> _Records from a collection_:
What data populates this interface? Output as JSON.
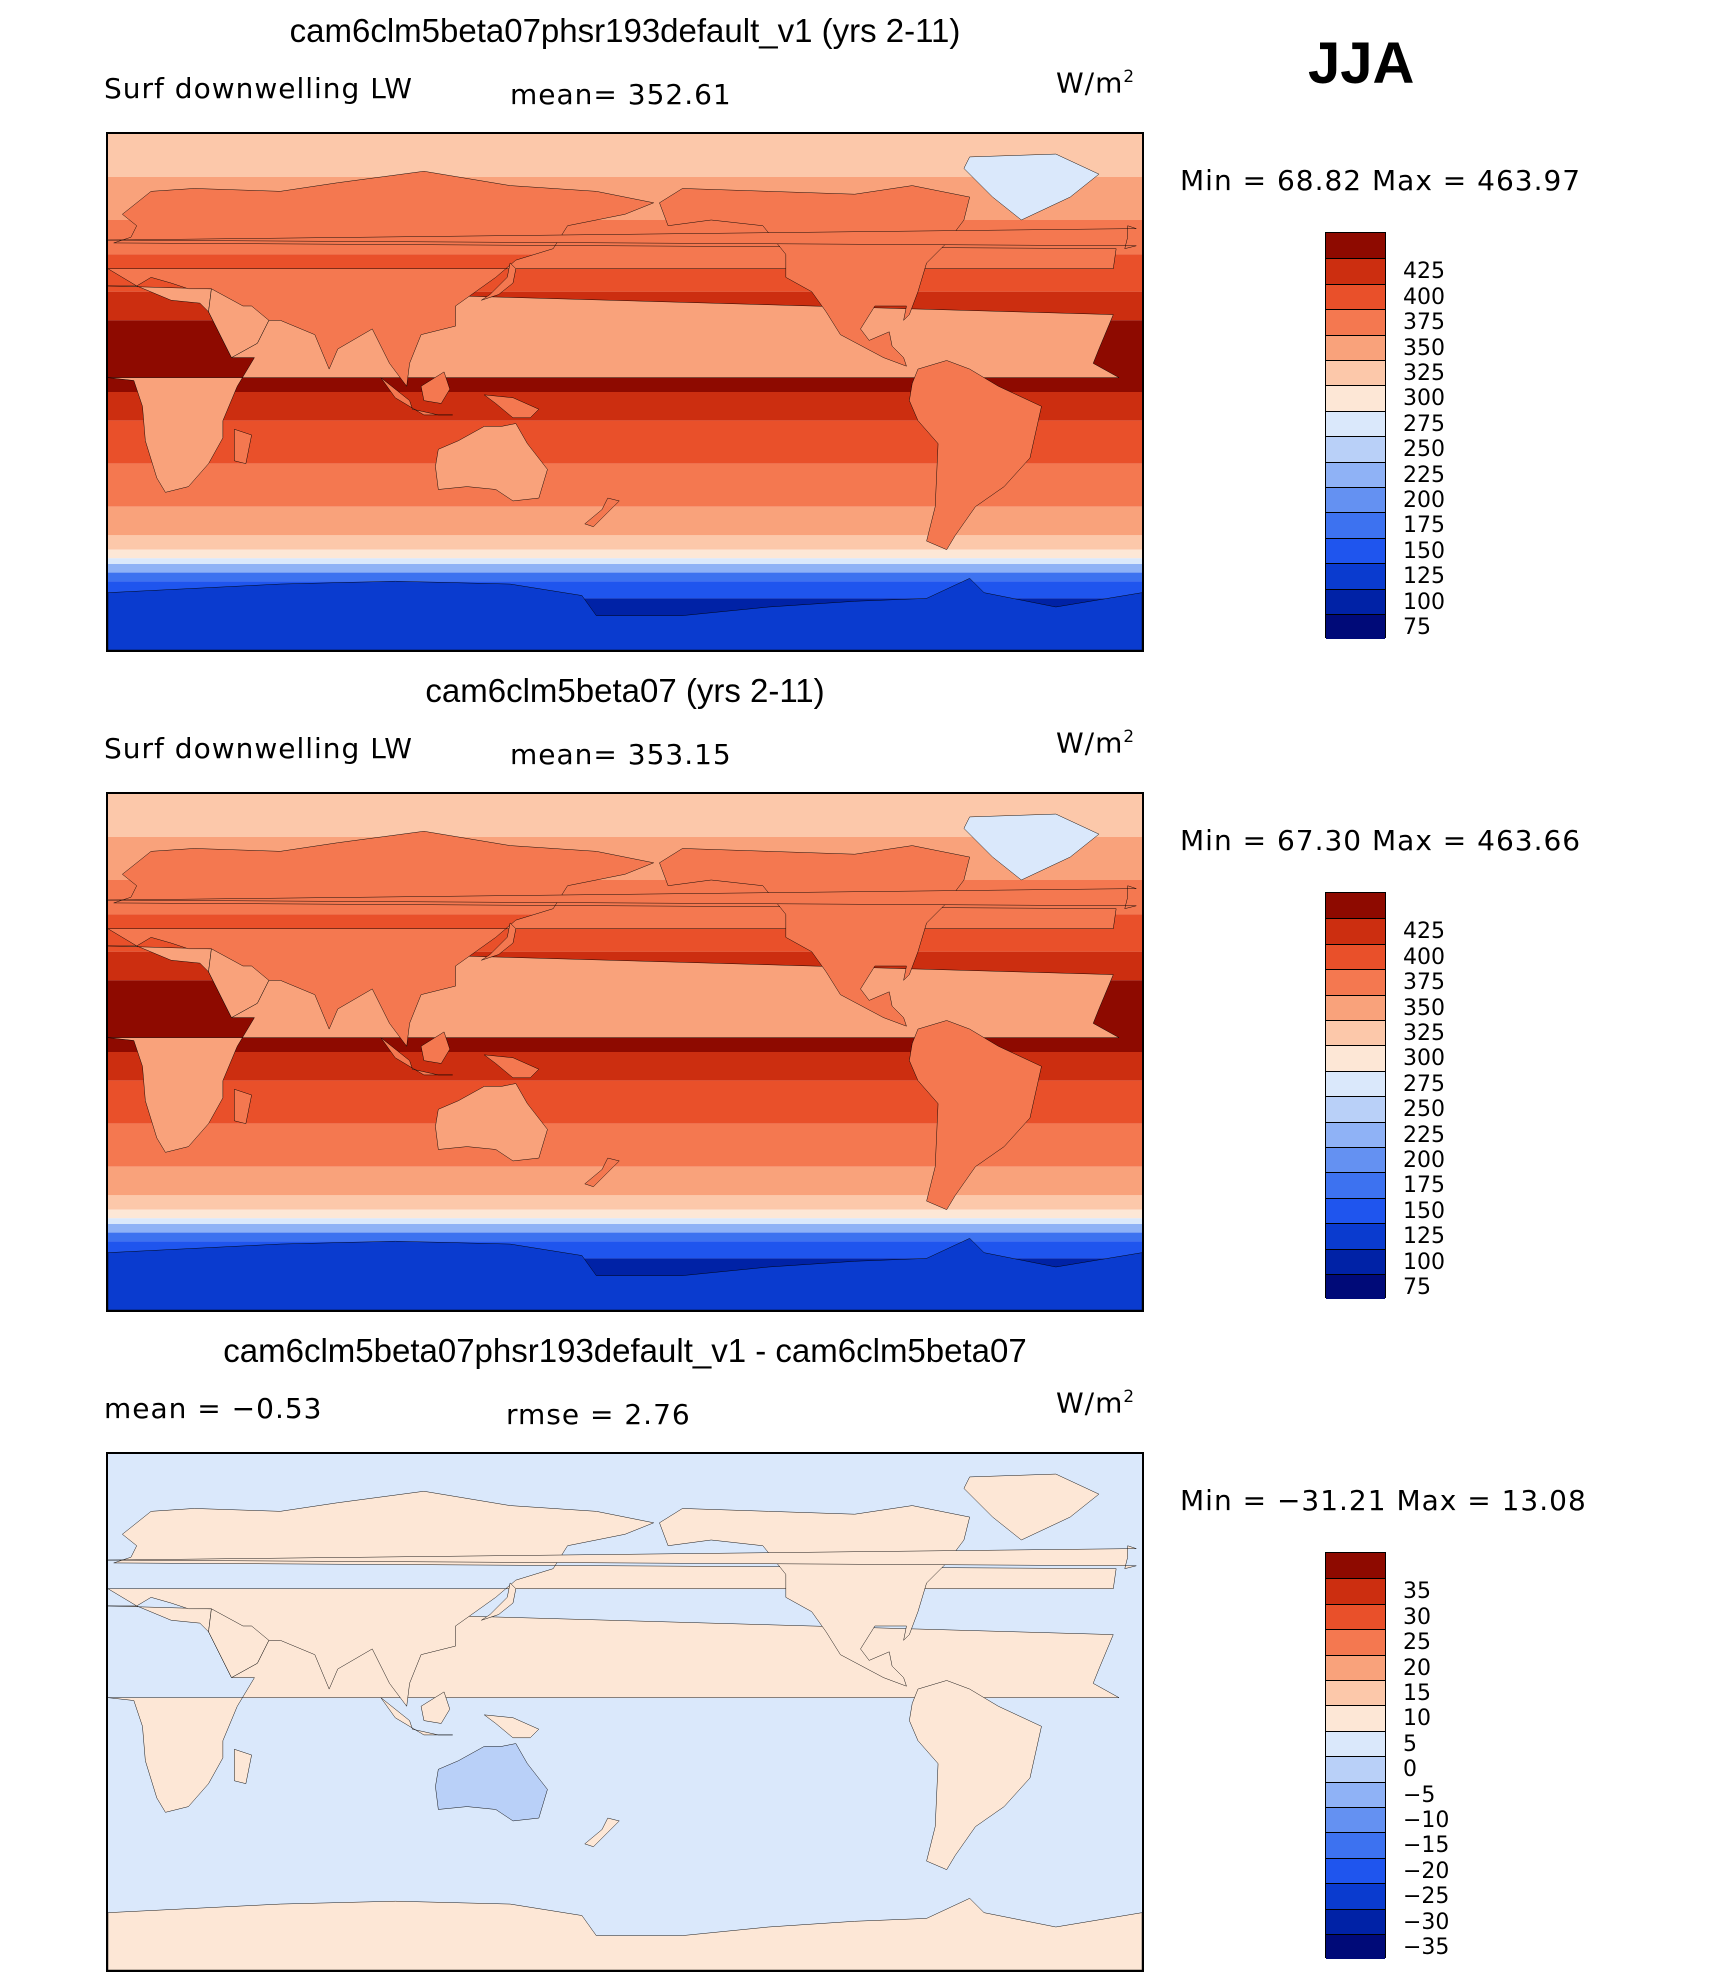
{
  "season": "JJA",
  "units_label": "W/m",
  "units_exp": "2",
  "panels": [
    {
      "title": "cam6clm5beta07phsr193default_v1 (yrs 2-11)",
      "left_label": "Surf  downwelling  LW",
      "mean_label": "mean=  352.61",
      "minmax_label": "Min  =    68.82  Max  =  463.97",
      "colorbar": "abs"
    },
    {
      "title": "cam6clm5beta07 (yrs 2-11)",
      "left_label": "Surf  downwelling  LW",
      "mean_label": "mean=  353.15",
      "minmax_label": "Min  =    67.30  Max  =  463.66",
      "colorbar": "abs"
    },
    {
      "title": "cam6clm5beta07phsr193default_v1 - cam6clm5beta07",
      "left_label": "mean  =    −0.53",
      "mean_label": "rmse  =      2.76",
      "minmax_label": "Min  = −31.21  Max  =    13.08",
      "colorbar": "diff"
    }
  ],
  "chart_data": [
    {
      "type": "heatmap",
      "title": "cam6clm5beta07phsr193default_v1 (yrs 2-11)",
      "variable": "Surf downwelling LW",
      "units": "W/m2",
      "season": "JJA",
      "mean": 352.61,
      "min": 68.82,
      "max": 463.97,
      "colorbar_levels": [
        75,
        100,
        125,
        150,
        175,
        200,
        225,
        250,
        275,
        300,
        325,
        350,
        375,
        400,
        425
      ],
      "colorbar_colors": [
        "#000a78",
        "#0022a6",
        "#0a3bcf",
        "#1f55ee",
        "#3d72f0",
        "#6491f2",
        "#8fb2f6",
        "#b9d0f8",
        "#dae8fb",
        "#fde7d6",
        "#fcc8aa",
        "#f9a27b",
        "#f47850",
        "#e9502a",
        "#cc2e10",
        "#8e0a00"
      ]
    },
    {
      "type": "heatmap",
      "title": "cam6clm5beta07 (yrs 2-11)",
      "variable": "Surf downwelling LW",
      "units": "W/m2",
      "season": "JJA",
      "mean": 353.15,
      "min": 67.3,
      "max": 463.66,
      "colorbar_levels": [
        75,
        100,
        125,
        150,
        175,
        200,
        225,
        250,
        275,
        300,
        325,
        350,
        375,
        400,
        425
      ],
      "colorbar_colors": [
        "#000a78",
        "#0022a6",
        "#0a3bcf",
        "#1f55ee",
        "#3d72f0",
        "#6491f2",
        "#8fb2f6",
        "#b9d0f8",
        "#dae8fb",
        "#fde7d6",
        "#fcc8aa",
        "#f9a27b",
        "#f47850",
        "#e9502a",
        "#cc2e10",
        "#8e0a00"
      ]
    },
    {
      "type": "heatmap",
      "title": "cam6clm5beta07phsr193default_v1 - cam6clm5beta07",
      "units": "W/m2",
      "season": "JJA",
      "mean": -0.53,
      "rmse": 2.76,
      "min": -31.21,
      "max": 13.08,
      "colorbar_levels": [
        -35,
        -30,
        -25,
        -20,
        -15,
        -10,
        -5,
        0,
        5,
        10,
        15,
        20,
        25,
        30,
        35
      ],
      "colorbar_colors": [
        "#000a78",
        "#0022a6",
        "#0a3bcf",
        "#1f55ee",
        "#3d72f0",
        "#6491f2",
        "#8fb2f6",
        "#b9d0f8",
        "#dae8fb",
        "#fde7d6",
        "#fcc8aa",
        "#f9a27b",
        "#f47850",
        "#e9502a",
        "#cc2e10",
        "#8e0a00"
      ]
    }
  ]
}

> _SET TASK_: Transcribe every record above exactly as written, leaving out any pictures.

> _RESPONSE TO THIS EXERCISE_:
What data populates this interface? Output as JSON.
{
  "season": "JJA",
  "units_label": "W/m",
  "units_exp": "2",
  "panels": [
    {
      "title": "cam6clm5beta07phsr193default_v1 (yrs 2-11)",
      "left_label": "Surf  downwelling  LW",
      "mean_label": "mean=  352.61",
      "minmax_label": "Min  =    68.82  Max  =  463.97",
      "colorbar": "abs"
    },
    {
      "title": "cam6clm5beta07 (yrs 2-11)",
      "left_label": "Surf  downwelling  LW",
      "mean_label": "mean=  353.15",
      "minmax_label": "Min  =    67.30  Max  =  463.66",
      "colorbar": "abs"
    },
    {
      "title": "cam6clm5beta07phsr193default_v1 - cam6clm5beta07",
      "left_label": "mean  =    −0.53",
      "mean_label": "rmse  =      2.76",
      "minmax_label": "Min  = −31.21  Max  =    13.08",
      "colorbar": "diff"
    }
  ],
  "chart_data": [
    {
      "type": "heatmap",
      "title": "cam6clm5beta07phsr193default_v1 (yrs 2-11)",
      "variable": "Surf downwelling LW",
      "units": "W/m2",
      "season": "JJA",
      "mean": 352.61,
      "min": 68.82,
      "max": 463.97,
      "colorbar_levels": [
        75,
        100,
        125,
        150,
        175,
        200,
        225,
        250,
        275,
        300,
        325,
        350,
        375,
        400,
        425
      ],
      "colorbar_colors": [
        "#000a78",
        "#0022a6",
        "#0a3bcf",
        "#1f55ee",
        "#3d72f0",
        "#6491f2",
        "#8fb2f6",
        "#b9d0f8",
        "#dae8fb",
        "#fde7d6",
        "#fcc8aa",
        "#f9a27b",
        "#f47850",
        "#e9502a",
        "#cc2e10",
        "#8e0a00"
      ]
    },
    {
      "type": "heatmap",
      "title": "cam6clm5beta07 (yrs 2-11)",
      "variable": "Surf downwelling LW",
      "units": "W/m2",
      "season": "JJA",
      "mean": 353.15,
      "min": 67.3,
      "max": 463.66,
      "colorbar_levels": [
        75,
        100,
        125,
        150,
        175,
        200,
        225,
        250,
        275,
        300,
        325,
        350,
        375,
        400,
        425
      ],
      "colorbar_colors": [
        "#000a78",
        "#0022a6",
        "#0a3bcf",
        "#1f55ee",
        "#3d72f0",
        "#6491f2",
        "#8fb2f6",
        "#b9d0f8",
        "#dae8fb",
        "#fde7d6",
        "#fcc8aa",
        "#f9a27b",
        "#f47850",
        "#e9502a",
        "#cc2e10",
        "#8e0a00"
      ]
    },
    {
      "type": "heatmap",
      "title": "cam6clm5beta07phsr193default_v1 - cam6clm5beta07",
      "units": "W/m2",
      "season": "JJA",
      "mean": -0.53,
      "rmse": 2.76,
      "min": -31.21,
      "max": 13.08,
      "colorbar_levels": [
        -35,
        -30,
        -25,
        -20,
        -15,
        -10,
        -5,
        0,
        5,
        10,
        15,
        20,
        25,
        30,
        35
      ],
      "colorbar_colors": [
        "#000a78",
        "#0022a6",
        "#0a3bcf",
        "#1f55ee",
        "#3d72f0",
        "#6491f2",
        "#8fb2f6",
        "#b9d0f8",
        "#dae8fb",
        "#fde7d6",
        "#fcc8aa",
        "#f9a27b",
        "#f47850",
        "#e9502a",
        "#cc2e10",
        "#8e0a00"
      ]
    }
  ]
}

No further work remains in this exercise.